EXTRAIT FOURNI →

§ §

L’intelligence artificielle pour favoriser les collaborations
Nous nous servons ainsi d’une intelligence artificielle qui transforme des textes en vecteurs, ce qui signifie qu’en fonction de ce que cette IA lit – et ce peut être colossal -, elle est capable de le transposer dans l’espace et d’opérer des rapprochements.
En lisant par exemple l’ensemble des projets des étudiants d’une université, et en les croisant avec la totalité des pages Wikipédia et des corpus que nous lui donnons à lire, elle est capable de calculer les distances entre sujets et de mettre en contact ces étudiants avec des chercheurs et acteurs divers aux préoccupations proches dans le monde entier, y compris dans des disciplines différentes. Cette mise en relation permet d’identifier ce que vous savez, mais aussi ce que vous ne savez pas et la manière dont vous pourriez apprendre des savoirs utiles pour relever votre défi. Cela rejoint la logique de plateforme d’applications existantes comme Uber, Google map, Tinder etc., mais dans l’espace des connaissances, où il reste beaucoup d’autres services à inventer pour favoriser la rencontre.
Pour tester la fiabilité et la pertinence de cette intelligence artificielle, nous sommes partis du corpus de The Conversation, un média de partage du savoir scientifique, et au final la qualité de recommandation était au moins aussi bonne que celle des éditeurs professionnels du journal, alors que l’IA n’a pas encore été enrichie par leur intelligence humaine…
Nous savons qu’elle peut servir les intérêts commerciaux de quelques-uns ou les intérêts politiques de quelques autres, mais pourquoi ne permettrait-elle pas de développer des projets vertueux servant l’intérêt général ? Des projets nous aidant à avancer, à grandir et gagner en sagesse plutôt que des projets qui nous manipulent, nous surveillent et nous transforment en consommateurs effrénés ou en utilisateurs de réseaux sociaux énervés. Nous assistons déjà à des dérives de la part de ceux qui contrôlent l’IA, mais la situation pourrait encore s’aggraver demain.

§ §

DONNÉES FOURNIES →
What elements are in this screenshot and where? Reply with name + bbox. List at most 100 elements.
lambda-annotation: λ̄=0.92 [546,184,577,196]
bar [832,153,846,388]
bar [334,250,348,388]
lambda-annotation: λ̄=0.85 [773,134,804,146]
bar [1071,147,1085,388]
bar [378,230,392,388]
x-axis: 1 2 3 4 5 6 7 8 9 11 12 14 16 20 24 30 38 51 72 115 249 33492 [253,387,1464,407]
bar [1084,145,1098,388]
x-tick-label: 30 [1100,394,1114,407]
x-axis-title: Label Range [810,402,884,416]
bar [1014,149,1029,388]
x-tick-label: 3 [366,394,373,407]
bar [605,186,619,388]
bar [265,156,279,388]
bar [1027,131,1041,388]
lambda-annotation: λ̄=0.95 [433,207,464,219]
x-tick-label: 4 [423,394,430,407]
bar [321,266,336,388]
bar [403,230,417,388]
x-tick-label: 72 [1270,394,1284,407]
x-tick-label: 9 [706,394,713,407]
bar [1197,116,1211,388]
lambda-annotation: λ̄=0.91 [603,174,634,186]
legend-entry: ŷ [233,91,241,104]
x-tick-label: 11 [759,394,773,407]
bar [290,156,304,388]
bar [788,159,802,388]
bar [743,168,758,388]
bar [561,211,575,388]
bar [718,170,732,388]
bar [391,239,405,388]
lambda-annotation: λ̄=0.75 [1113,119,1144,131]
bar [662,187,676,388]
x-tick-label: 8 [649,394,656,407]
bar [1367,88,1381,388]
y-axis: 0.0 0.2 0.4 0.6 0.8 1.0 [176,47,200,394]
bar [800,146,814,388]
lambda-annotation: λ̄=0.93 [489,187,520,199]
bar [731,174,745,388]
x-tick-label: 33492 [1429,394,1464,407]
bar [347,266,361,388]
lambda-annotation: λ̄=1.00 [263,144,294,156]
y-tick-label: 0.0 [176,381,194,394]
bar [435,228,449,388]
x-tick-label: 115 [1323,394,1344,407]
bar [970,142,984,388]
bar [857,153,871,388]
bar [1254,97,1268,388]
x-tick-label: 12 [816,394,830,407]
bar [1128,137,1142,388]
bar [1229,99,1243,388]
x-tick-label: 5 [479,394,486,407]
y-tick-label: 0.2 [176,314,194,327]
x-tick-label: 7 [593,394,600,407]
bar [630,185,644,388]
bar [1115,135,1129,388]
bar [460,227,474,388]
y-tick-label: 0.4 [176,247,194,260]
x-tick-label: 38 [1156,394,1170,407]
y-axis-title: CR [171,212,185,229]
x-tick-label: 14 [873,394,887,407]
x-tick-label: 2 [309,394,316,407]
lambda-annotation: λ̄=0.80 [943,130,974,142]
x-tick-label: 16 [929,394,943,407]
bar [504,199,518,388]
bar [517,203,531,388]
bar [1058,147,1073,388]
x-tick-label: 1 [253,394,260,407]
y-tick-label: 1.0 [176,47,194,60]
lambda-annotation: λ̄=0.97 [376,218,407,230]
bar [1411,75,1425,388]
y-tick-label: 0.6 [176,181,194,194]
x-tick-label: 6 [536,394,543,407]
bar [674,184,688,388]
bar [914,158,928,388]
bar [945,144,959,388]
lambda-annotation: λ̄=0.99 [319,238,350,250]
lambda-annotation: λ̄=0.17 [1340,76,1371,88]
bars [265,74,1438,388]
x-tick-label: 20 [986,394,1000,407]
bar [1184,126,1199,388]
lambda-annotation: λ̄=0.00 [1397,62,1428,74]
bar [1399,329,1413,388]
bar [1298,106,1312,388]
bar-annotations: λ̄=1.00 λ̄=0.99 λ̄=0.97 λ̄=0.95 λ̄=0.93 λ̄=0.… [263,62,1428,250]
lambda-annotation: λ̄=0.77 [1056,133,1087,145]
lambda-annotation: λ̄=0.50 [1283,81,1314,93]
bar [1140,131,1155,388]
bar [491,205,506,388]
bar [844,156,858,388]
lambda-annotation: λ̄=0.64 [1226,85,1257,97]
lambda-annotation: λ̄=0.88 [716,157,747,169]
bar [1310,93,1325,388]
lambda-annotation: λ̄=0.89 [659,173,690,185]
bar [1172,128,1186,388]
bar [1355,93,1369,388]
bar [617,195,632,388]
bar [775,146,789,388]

§ §

TRAVAIL À FAIRE →
A - Recopiez le passage de l'extrait sur l'intelligence artificielle qui va de « L’intelligence artificielle pour » jusqu'à « d’opérer des rapprochements. », en substituant « liens » à « rapprochements ».
B - D'après l'extrait sur l'intelligence artificielle, de quel média provenait le corpus utilisé pour tester la fiabilité et la pertinence de cette IA ?
Appuyez-vous uniquement sur l'extrait pour répondre.

RÉPONSES FOURNIES →
A -
L’intelligence artificielle pour favoriser les collaborations
Nous nous servons ainsi d’une intelligence artificielle qui transforme des textes en vecteurs, ce qui signifie qu’en fonction de ce que cette IA lit – et ce peut être colossal -, elle est capable de le transposer dans l’espace et d’opérer des liens.

B - De The Conversation, un média de partage du savoir scientifique.